**STATED PROBLEM**
Which lines hold the word "JSON"? Show each of them.

::::::

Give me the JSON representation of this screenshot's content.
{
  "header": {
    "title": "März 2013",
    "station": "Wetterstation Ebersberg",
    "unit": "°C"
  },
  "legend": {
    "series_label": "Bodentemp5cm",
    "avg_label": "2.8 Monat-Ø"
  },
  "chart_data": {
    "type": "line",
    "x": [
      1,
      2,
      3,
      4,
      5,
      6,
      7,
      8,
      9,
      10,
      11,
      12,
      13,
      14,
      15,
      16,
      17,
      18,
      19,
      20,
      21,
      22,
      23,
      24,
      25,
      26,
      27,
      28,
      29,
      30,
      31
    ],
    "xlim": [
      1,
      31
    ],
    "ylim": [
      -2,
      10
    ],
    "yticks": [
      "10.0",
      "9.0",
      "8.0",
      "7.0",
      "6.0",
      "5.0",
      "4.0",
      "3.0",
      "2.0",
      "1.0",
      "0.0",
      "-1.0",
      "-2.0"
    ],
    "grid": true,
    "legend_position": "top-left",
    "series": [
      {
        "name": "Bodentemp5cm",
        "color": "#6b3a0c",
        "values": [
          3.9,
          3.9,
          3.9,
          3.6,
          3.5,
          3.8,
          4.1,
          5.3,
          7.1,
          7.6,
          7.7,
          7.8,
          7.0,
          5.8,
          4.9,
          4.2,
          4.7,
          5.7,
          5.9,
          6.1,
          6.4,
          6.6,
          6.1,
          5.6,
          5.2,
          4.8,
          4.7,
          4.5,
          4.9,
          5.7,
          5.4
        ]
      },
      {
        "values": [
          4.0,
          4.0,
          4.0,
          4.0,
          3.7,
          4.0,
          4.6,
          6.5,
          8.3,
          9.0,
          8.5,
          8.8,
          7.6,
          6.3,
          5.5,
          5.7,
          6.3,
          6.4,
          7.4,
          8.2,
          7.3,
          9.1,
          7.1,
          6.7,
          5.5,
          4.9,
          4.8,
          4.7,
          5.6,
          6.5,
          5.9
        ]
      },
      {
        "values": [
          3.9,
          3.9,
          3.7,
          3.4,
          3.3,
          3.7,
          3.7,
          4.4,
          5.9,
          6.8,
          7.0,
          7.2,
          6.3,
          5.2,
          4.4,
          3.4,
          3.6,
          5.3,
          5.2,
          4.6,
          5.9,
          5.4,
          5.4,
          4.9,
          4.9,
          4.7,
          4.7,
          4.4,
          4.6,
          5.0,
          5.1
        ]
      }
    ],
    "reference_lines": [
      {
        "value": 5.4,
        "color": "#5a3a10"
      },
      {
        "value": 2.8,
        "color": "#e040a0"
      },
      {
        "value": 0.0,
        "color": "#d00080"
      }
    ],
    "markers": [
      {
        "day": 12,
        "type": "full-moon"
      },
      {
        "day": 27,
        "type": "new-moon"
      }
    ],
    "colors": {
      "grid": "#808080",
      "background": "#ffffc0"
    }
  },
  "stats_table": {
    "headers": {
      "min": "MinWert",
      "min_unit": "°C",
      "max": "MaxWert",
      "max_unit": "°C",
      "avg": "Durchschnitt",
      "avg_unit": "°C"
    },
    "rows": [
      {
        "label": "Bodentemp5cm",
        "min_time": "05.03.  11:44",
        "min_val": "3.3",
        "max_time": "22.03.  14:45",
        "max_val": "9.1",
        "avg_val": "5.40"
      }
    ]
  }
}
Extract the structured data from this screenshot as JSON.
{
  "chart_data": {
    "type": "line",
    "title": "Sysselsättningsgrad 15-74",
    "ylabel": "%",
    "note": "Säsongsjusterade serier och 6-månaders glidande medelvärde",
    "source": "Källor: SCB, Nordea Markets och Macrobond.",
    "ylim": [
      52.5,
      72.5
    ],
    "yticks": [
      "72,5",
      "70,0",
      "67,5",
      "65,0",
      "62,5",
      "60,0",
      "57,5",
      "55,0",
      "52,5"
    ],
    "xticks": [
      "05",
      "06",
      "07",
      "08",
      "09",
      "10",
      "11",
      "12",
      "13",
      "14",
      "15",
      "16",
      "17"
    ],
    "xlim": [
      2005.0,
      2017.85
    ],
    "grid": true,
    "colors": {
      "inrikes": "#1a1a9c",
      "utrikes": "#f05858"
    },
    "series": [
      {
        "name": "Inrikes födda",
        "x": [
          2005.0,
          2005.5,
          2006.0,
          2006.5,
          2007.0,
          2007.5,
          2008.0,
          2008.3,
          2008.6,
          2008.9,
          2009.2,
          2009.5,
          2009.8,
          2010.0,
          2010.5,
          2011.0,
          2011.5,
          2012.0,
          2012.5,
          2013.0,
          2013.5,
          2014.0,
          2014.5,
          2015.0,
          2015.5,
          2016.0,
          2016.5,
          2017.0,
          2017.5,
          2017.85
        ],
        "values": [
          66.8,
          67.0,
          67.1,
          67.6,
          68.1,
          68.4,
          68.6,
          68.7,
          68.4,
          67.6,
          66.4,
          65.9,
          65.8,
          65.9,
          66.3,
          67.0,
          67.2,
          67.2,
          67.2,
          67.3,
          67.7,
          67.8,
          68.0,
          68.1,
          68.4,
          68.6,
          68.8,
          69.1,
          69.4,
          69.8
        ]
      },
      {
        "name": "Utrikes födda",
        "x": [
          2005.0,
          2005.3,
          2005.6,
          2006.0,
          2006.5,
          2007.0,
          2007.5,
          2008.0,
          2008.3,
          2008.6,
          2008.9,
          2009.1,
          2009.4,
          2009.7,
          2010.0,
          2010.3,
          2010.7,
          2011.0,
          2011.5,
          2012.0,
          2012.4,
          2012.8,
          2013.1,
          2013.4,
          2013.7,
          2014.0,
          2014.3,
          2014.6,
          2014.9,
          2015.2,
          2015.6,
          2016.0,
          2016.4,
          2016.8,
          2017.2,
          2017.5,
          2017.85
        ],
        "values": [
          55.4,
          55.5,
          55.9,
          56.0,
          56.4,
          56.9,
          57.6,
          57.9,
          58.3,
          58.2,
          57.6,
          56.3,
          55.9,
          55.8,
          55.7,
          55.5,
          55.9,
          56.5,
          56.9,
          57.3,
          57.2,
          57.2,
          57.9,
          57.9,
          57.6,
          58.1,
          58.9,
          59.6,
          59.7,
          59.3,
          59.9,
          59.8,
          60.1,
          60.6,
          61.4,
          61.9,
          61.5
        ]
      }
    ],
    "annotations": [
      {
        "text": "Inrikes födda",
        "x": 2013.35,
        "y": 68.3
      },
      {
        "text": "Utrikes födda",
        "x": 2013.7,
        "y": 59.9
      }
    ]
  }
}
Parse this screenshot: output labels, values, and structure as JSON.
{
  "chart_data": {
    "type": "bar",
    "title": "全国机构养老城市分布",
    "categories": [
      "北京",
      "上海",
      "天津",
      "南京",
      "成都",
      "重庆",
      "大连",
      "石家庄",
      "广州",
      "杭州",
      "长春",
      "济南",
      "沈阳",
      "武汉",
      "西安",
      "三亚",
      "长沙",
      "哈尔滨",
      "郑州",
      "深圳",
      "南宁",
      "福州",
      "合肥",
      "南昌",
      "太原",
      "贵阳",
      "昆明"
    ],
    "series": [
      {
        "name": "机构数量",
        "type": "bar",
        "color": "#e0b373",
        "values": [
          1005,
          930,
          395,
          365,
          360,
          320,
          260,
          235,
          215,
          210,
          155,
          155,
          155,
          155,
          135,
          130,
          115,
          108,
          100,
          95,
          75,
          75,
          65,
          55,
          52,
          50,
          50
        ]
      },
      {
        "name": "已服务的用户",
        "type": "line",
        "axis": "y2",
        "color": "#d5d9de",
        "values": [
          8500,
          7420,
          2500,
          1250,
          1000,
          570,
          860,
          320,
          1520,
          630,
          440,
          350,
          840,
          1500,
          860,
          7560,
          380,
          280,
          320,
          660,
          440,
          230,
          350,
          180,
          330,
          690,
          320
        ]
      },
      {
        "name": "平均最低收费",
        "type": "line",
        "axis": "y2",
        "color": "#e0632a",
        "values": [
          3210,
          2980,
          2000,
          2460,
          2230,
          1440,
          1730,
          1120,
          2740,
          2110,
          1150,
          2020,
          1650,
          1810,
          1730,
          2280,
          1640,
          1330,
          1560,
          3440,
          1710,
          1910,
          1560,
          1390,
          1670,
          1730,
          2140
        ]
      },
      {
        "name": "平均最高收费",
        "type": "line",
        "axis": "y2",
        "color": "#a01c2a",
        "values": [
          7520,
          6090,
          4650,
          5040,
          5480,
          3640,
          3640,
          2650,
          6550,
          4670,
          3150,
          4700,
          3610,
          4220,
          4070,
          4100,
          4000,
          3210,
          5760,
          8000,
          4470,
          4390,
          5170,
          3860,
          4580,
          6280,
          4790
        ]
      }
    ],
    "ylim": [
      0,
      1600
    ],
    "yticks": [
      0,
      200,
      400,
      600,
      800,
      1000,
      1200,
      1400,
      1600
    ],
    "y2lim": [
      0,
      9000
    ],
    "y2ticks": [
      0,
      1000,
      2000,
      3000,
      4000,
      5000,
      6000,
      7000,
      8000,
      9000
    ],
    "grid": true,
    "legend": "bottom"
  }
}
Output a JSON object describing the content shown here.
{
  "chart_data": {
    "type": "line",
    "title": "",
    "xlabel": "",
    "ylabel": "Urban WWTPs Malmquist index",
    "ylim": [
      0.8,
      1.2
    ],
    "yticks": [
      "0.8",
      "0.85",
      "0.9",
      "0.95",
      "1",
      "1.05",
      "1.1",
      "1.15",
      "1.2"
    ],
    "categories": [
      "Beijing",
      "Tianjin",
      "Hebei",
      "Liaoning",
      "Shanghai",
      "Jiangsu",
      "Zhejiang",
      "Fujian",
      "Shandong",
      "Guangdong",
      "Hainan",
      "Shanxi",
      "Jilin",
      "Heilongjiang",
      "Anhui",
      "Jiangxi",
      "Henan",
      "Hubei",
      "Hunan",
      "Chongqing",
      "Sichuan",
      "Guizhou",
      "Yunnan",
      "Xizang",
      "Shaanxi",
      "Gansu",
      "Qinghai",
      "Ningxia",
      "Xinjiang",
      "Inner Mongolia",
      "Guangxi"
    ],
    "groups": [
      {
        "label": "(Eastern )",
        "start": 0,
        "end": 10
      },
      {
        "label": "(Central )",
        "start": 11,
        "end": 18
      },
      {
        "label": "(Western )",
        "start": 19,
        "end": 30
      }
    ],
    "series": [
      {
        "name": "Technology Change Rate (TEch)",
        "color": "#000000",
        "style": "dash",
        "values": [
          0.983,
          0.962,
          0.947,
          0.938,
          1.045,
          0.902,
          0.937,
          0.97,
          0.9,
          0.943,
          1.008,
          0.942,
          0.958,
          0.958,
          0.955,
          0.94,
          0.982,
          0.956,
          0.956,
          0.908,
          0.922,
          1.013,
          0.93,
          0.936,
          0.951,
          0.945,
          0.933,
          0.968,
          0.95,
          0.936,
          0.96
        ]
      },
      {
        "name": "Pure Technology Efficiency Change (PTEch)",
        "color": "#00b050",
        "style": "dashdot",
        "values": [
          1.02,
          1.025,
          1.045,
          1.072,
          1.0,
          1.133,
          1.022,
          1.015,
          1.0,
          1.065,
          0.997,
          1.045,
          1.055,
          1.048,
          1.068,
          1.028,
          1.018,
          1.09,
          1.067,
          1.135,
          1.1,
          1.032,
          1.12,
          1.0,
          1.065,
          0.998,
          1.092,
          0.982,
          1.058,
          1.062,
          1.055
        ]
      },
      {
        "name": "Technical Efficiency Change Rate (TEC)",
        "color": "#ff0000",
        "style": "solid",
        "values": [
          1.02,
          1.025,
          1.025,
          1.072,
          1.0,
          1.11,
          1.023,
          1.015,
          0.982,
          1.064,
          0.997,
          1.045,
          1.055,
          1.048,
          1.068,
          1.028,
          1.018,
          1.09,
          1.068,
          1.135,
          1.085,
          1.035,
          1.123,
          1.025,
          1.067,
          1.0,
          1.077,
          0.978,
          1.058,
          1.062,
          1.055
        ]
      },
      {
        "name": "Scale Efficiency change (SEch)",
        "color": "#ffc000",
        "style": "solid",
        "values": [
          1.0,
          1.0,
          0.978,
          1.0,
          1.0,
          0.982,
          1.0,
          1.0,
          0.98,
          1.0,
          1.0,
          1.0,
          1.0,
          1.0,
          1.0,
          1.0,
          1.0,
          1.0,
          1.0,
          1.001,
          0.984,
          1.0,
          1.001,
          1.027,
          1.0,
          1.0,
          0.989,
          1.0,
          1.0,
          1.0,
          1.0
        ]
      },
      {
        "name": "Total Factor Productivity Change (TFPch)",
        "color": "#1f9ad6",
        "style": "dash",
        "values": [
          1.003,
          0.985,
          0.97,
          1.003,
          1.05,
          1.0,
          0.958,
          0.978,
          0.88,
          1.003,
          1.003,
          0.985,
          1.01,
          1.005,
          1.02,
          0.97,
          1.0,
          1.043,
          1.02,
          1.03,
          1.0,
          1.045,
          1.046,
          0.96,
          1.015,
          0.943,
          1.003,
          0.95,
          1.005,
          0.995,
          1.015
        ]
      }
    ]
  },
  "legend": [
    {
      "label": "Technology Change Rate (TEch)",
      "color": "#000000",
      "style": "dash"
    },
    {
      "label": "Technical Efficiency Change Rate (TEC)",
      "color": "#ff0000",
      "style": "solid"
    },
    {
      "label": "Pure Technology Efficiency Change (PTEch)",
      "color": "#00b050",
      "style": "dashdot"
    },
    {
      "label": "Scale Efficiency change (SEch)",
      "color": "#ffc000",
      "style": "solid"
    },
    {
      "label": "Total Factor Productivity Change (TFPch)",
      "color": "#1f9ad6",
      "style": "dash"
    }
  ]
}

::::::

**ANSWER TO THE EXERCISE**
Give me the JSON representation of this screenshot's content.
Extract the structured data from this screenshot as JSON.
Parse this screenshot: output labels, values, and structure as JSON.
Output a JSON object describing the content shown here.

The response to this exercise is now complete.